[Annotated listings of elements]
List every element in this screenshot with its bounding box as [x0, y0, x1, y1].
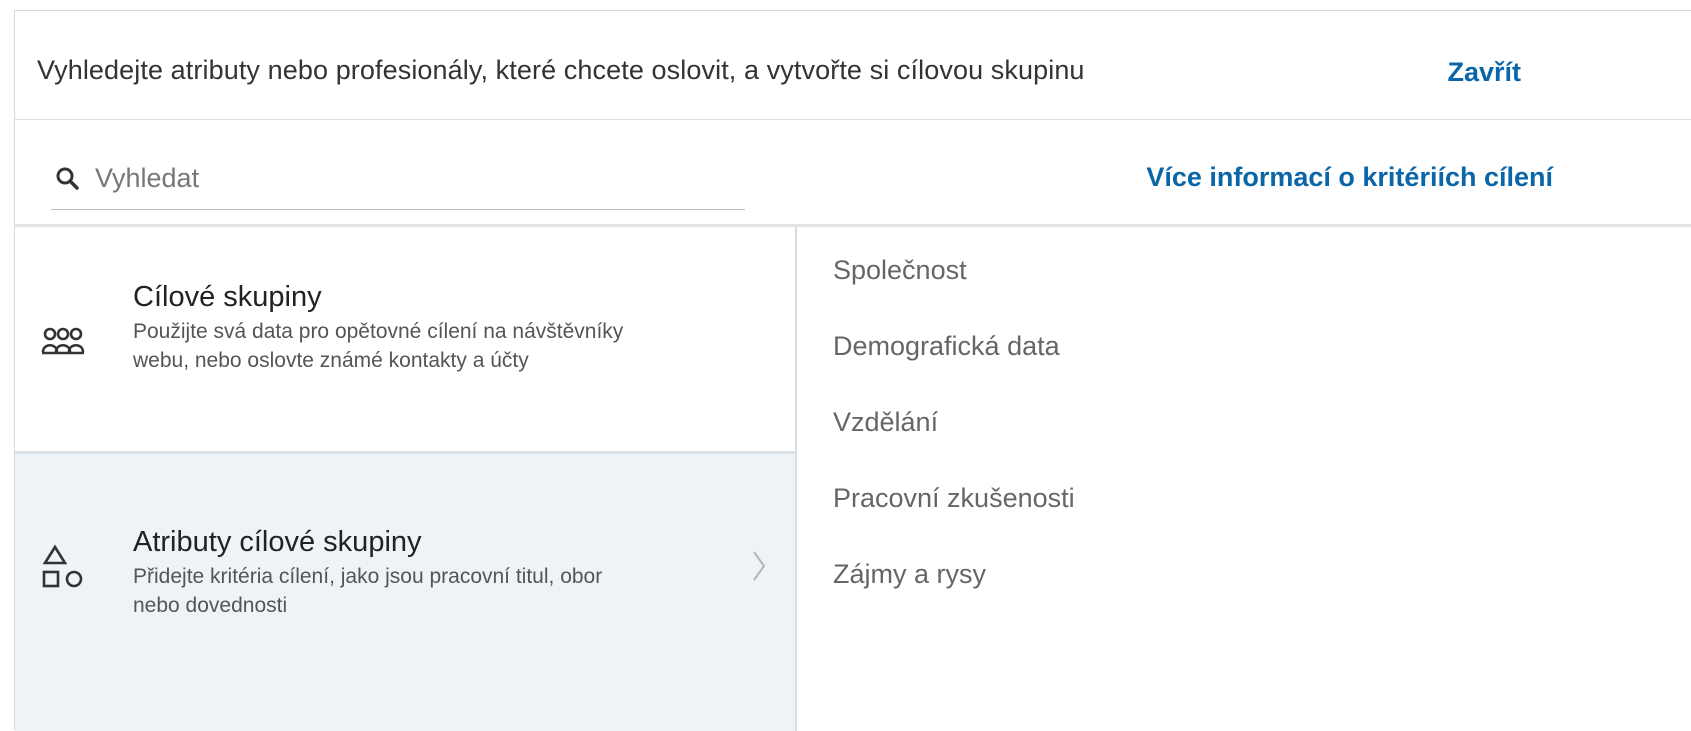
option-list: Cílové skupiny Použijte svá data pro opě…: [15, 227, 797, 731]
category-list: Společnost Demografická data Vzdělání Pr…: [799, 227, 1691, 731]
category-item-work-experience[interactable]: Pracovní zkušenosti: [833, 483, 1075, 514]
search-box[interactable]: [51, 144, 745, 210]
search-input[interactable]: [95, 158, 735, 198]
option-description: Přidejte kritéria cílení, jako jsou prac…: [133, 565, 603, 617]
panel-title: Vyhledejte atributy nebo profesionály, k…: [37, 55, 1085, 85]
more-info-link[interactable]: Více informací o kritériích cílení: [1146, 162, 1553, 193]
option-title: Atributy cílové skupiny: [133, 526, 422, 558]
search-icon: [56, 167, 79, 190]
option-audience-attributes[interactable]: Atributy cílové skupiny Přidejte kritéri…: [15, 451, 795, 731]
close-link[interactable]: Zavřít: [1447, 57, 1521, 88]
option-description: Použijte svá data pro opětovné cílení na…: [133, 320, 624, 372]
category-item-education[interactable]: Vzdělání: [833, 407, 938, 438]
panel-header: Vyhledejte atributy nebo profesionály, k…: [15, 11, 1691, 120]
shapes-icon: [42, 544, 83, 588]
category-item-company[interactable]: Společnost: [833, 255, 967, 286]
option-title: Cílové skupiny: [133, 281, 322, 313]
chevron-right-icon: [753, 551, 766, 581]
targeting-panel: Vyhledejte atributy nebo profesionály, k…: [14, 10, 1691, 731]
audience-group-icon: [41, 327, 85, 355]
category-item-interests-traits[interactable]: Zájmy a rysy: [833, 559, 986, 590]
category-item-demographics[interactable]: Demografická data: [833, 331, 1060, 362]
search-row: Více informací o kritériích cílení: [15, 120, 1691, 226]
option-audiences[interactable]: Cílové skupiny Použijte svá data pro opě…: [15, 227, 795, 451]
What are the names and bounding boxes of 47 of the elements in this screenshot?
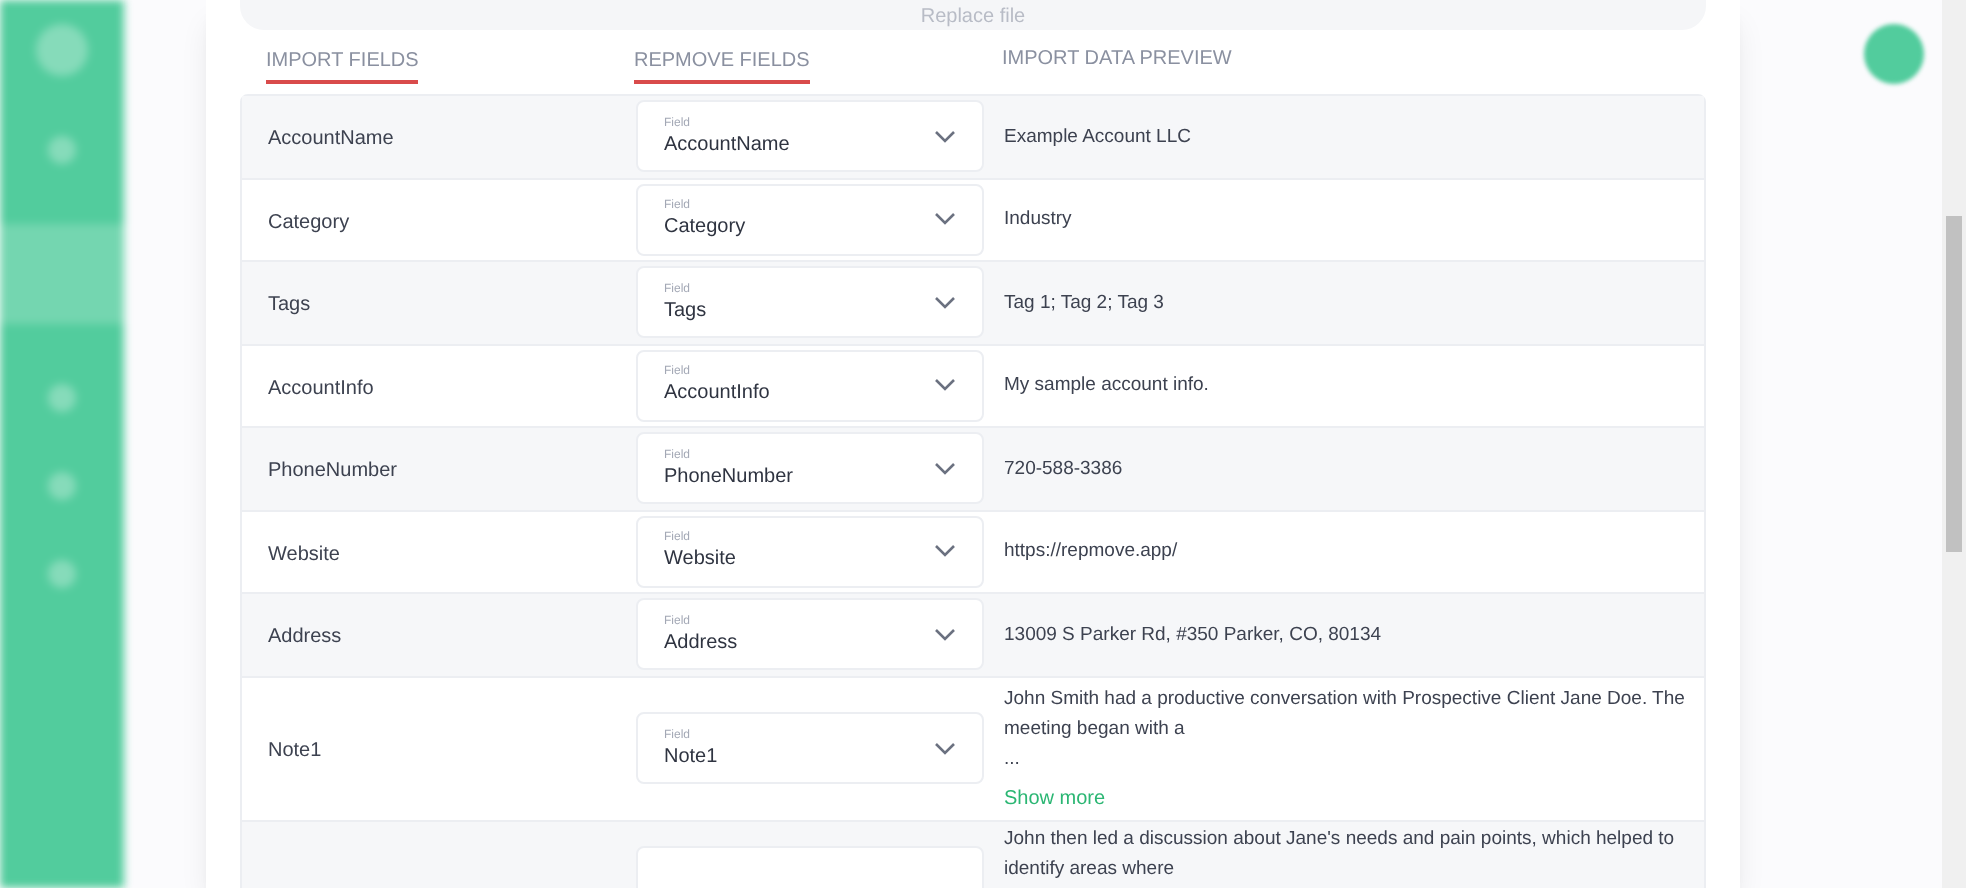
column-header: IMPORT FIELDS <box>266 48 419 84</box>
field-value: AccountName <box>664 131 790 158</box>
import-field-name: AccountName <box>268 128 394 151</box>
preview-text: John Smith had a productive conversation with Prospective Client Jane Doe. The <box>1004 685 1685 713</box>
field-value: Category <box>664 214 746 241</box>
preview-text: Tag 1; Tag 2; Tag 3 <box>1004 289 1166 318</box>
field-value: Website <box>664 546 736 573</box>
preview-text: 720-588-3386 <box>1004 455 1125 484</box>
preview-text: ... <box>1004 745 1022 773</box>
chevron-down-icon <box>934 129 956 144</box>
chevron-down-icon <box>934 212 956 227</box>
chevron-down-icon <box>934 544 956 559</box>
preview-text: https://repmove.app/ <box>1004 538 1180 567</box>
chevron-down-icon <box>934 461 956 476</box>
import-field-name: Website <box>268 543 340 566</box>
import-field-name: Note1 <box>268 740 322 762</box>
scrollbar[interactable] <box>1942 0 1966 888</box>
import-field-name: PhoneNumber <box>268 460 397 483</box>
scrollbar-thumb[interactable] <box>1946 216 1962 552</box>
preview-text: 13009 S Parker Rd, #350 Parker, CO, 80134 <box>1004 621 1384 650</box>
import-field-name: Tags <box>268 294 311 317</box>
preview-text: meeting began with a <box>1004 715 1187 743</box>
blurred-sidebar-icon <box>48 384 76 412</box>
column-header: IMPORT DATA PREVIEW <box>1002 46 1232 74</box>
preview-text: identify areas where <box>1004 855 1177 883</box>
chevron-down-icon <box>934 741 956 755</box>
preview-text: Industry <box>1004 206 1074 235</box>
field-value: Note1 <box>664 743 718 769</box>
import-field-name: Address <box>268 626 342 649</box>
chevron-down-icon <box>934 378 956 393</box>
field-value: AccountInfo <box>664 380 770 407</box>
import-field-name: AccountInfo <box>268 377 374 400</box>
blurred-sidebar-icon <box>36 24 88 76</box>
field-value: Address <box>664 629 738 656</box>
field-value: PhoneNumber <box>664 463 793 490</box>
preview-text: My sample account info. <box>1004 372 1211 401</box>
field-value: Tags <box>664 297 707 324</box>
import-field-name: Category <box>268 211 350 234</box>
blurred-sidebar-icon <box>48 136 76 164</box>
column-header: REPMOVE FIELDS <box>634 48 810 84</box>
preview-text: Example Account LLC <box>1004 123 1193 152</box>
blurred-sidebar-icon <box>48 472 76 500</box>
blurred-sidebar-icon <box>0 224 124 324</box>
blurred-sidebar-icon <box>48 560 76 588</box>
preview-text: John then led a discussion about Jane's needs and pain points, which helped to <box>1004 825 1677 853</box>
chevron-down-icon <box>934 295 956 310</box>
chevron-down-icon <box>934 627 956 642</box>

▶ [WRITTEN PROBLEM]
Copy every line of the material above word for word, leaving out the pictures.

▶ [WRITTEN SOLUTION]
List every element in this screenshot with its bounding box as [x0, y0, x1, y1].
option-list: Cílové skupiny Použijte svá data pro opě…: [15, 227, 797, 731]
category-list: Společnost Demografická data Vzdělání Pr…: [799, 227, 1691, 731]
category-item-work-experience[interactable]: Pracovní zkušenosti: [833, 483, 1075, 514]
search-box[interactable]: [51, 144, 745, 210]
search-input[interactable]: [95, 158, 735, 198]
option-description: Přidejte kritéria cílení, jako jsou prac…: [133, 565, 603, 617]
panel-title: Vyhledejte atributy nebo profesionály, k…: [37, 55, 1085, 85]
more-info-link[interactable]: Více informací o kritériích cílení: [1146, 162, 1553, 193]
option-title: Atributy cílové skupiny: [133, 526, 422, 558]
search-icon: [56, 167, 79, 190]
option-audience-attributes[interactable]: Atributy cílové skupiny Přidejte kritéri…: [15, 451, 795, 731]
close-link[interactable]: Zavřít: [1447, 57, 1521, 88]
option-description: Použijte svá data pro opětovné cílení na…: [133, 320, 624, 372]
category-item-education[interactable]: Vzdělání: [833, 407, 938, 438]
panel-header: Vyhledejte atributy nebo profesionály, k…: [15, 11, 1691, 120]
shapes-icon: [42, 544, 83, 588]
category-item-company[interactable]: Společnost: [833, 255, 967, 286]
option-title: Cílové skupiny: [133, 281, 322, 313]
chevron-right-icon: [753, 551, 766, 581]
targeting-panel: Vyhledejte atributy nebo profesionály, k…: [14, 10, 1691, 731]
audience-group-icon: [41, 327, 85, 355]
category-item-interests-traits[interactable]: Zájmy a rysy: [833, 559, 986, 590]
category-item-demographics[interactable]: Demografická data: [833, 331, 1060, 362]
search-row: Více informací o kritériích cílení: [15, 120, 1691, 226]
option-audiences[interactable]: Cílové skupiny Použijte svá data pro opě…: [15, 227, 795, 451]
What are the names and bounding boxes of 47 of the elements in this screenshot?
column-header: IMPORT FIELDS <box>266 48 419 84</box>
field-value: AccountName <box>664 131 790 158</box>
import-field-name: AccountName <box>268 128 394 151</box>
preview-text: John Smith had a productive conversation with Prospective Client Jane Doe. The <box>1004 685 1685 713</box>
field-value: Category <box>664 214 746 241</box>
preview-text: Tag 1; Tag 2; Tag 3 <box>1004 289 1166 318</box>
field-value: Website <box>664 546 736 573</box>
preview-text: 720-588-3386 <box>1004 455 1125 484</box>
preview-text: ... <box>1004 745 1022 773</box>
chevron-down-icon <box>934 129 956 144</box>
chevron-down-icon <box>934 212 956 227</box>
chevron-down-icon <box>934 544 956 559</box>
preview-text: https://repmove.app/ <box>1004 538 1180 567</box>
chevron-down-icon <box>934 461 956 476</box>
import-field-name: Website <box>268 543 340 566</box>
import-field-name: Note1 <box>268 740 322 762</box>
scrollbar[interactable] <box>1942 0 1966 888</box>
import-field-name: PhoneNumber <box>268 460 397 483</box>
scrollbar-thumb[interactable] <box>1946 216 1962 552</box>
preview-text: 13009 S Parker Rd, #350 Parker, CO, 80134 <box>1004 621 1384 650</box>
import-field-name: Tags <box>268 294 311 317</box>
preview-text: meeting began with a <box>1004 715 1187 743</box>
blurred-sidebar-icon <box>48 384 76 412</box>
column-header: IMPORT DATA PREVIEW <box>1002 46 1232 74</box>
preview-text: identify areas where <box>1004 855 1177 883</box>
chevron-down-icon <box>934 741 956 755</box>
preview-text: Industry <box>1004 206 1074 235</box>
field-value: Note1 <box>664 743 718 769</box>
import-field-name: Address <box>268 626 342 649</box>
chevron-down-icon <box>934 378 956 393</box>
field-value: AccountInfo <box>664 380 770 407</box>
import-field-name: AccountInfo <box>268 377 374 400</box>
blurred-sidebar-icon <box>36 24 88 76</box>
field-value: Address <box>664 629 738 656</box>
field-value: PhoneNumber <box>664 463 793 490</box>
preview-text: My sample account info. <box>1004 372 1211 401</box>
field-value: Tags <box>664 297 707 324</box>
import-field-name: Category <box>268 211 350 234</box>
blurred-sidebar-icon <box>48 136 76 164</box>
column-header: REPMOVE FIELDS <box>634 48 810 84</box>
preview-text: Example Account LLC <box>1004 123 1193 152</box>
blurred-sidebar-icon <box>48 472 76 500</box>
blurred-sidebar-icon <box>0 224 124 324</box>
blurred-sidebar-icon <box>48 560 76 588</box>
preview-text: John then led a discussion about Jane's needs and pain points, which helped to <box>1004 825 1677 853</box>
chevron-down-icon <box>934 295 956 310</box>
chevron-down-icon <box>934 627 956 642</box>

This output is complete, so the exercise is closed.